### WHAT IS BEING ASKED:
From the entries that follow, pick out all lines holding "UEFI設定の変更".

-- start of INPUT FOR THIS TASK --

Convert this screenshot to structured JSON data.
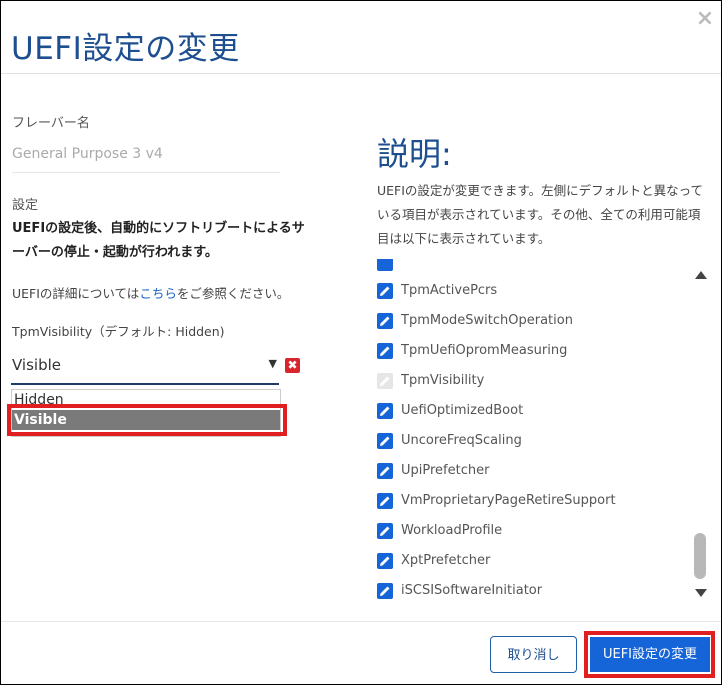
{
  "dialog": {
    "title": "UEFI設定の変更",
    "close_icon": "close-icon"
  },
  "left": {
    "flavor_label": "フレーバー名",
    "flavor_value": "General Purpose 3 v4",
    "settings_label": "設定",
    "warning": "UEFIの設定後、自動的にソフトリブートによるサーバーの停止・起動が行われます。",
    "detail_prefix": "UEFIの詳細については",
    "detail_link": "こちら",
    "detail_suffix": "をご参照ください。",
    "param_label": "TpmVisibility（デフォルト: Hidden)",
    "select": {
      "value": "Visible",
      "options": [
        "Hidden",
        "Visible"
      ],
      "highlighted_option": "Visible"
    }
  },
  "right": {
    "desc_title": "説明:",
    "desc_text": "UEFIの設定が変更できます。左側にデフォルトと異なっている項目が表示されています。その他、全ての利用可能項目は以下に表示されています。",
    "items": [
      {
        "label": "TpmActivePcrs",
        "enabled": true
      },
      {
        "label": "TpmModeSwitchOperation",
        "enabled": true
      },
      {
        "label": "TpmUefiOpromMeasuring",
        "enabled": true
      },
      {
        "label": "TpmVisibility",
        "enabled": false
      },
      {
        "label": "UefiOptimizedBoot",
        "enabled": true
      },
      {
        "label": "UncoreFreqScaling",
        "enabled": true
      },
      {
        "label": "UpiPrefetcher",
        "enabled": true
      },
      {
        "label": "VmProprietaryPageRetireSupport",
        "enabled": true
      },
      {
        "label": "WorkloadProfile",
        "enabled": true
      },
      {
        "label": "XptPrefetcher",
        "enabled": true
      },
      {
        "label": "iSCSISoftwareInitiator",
        "enabled": true
      }
    ]
  },
  "footer": {
    "cancel_label": "取り消し",
    "submit_label": "UEFI設定の変更"
  },
  "colors": {
    "accent": "#1565d8",
    "title": "#1d4e8f",
    "highlight": "#e02020"
  }
}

-- end of INPUT FOR THIS TASK --

### FULL OUTPUT:
    "title": "UEFI設定の変更",
    "submit_label": "UEFI設定の変更"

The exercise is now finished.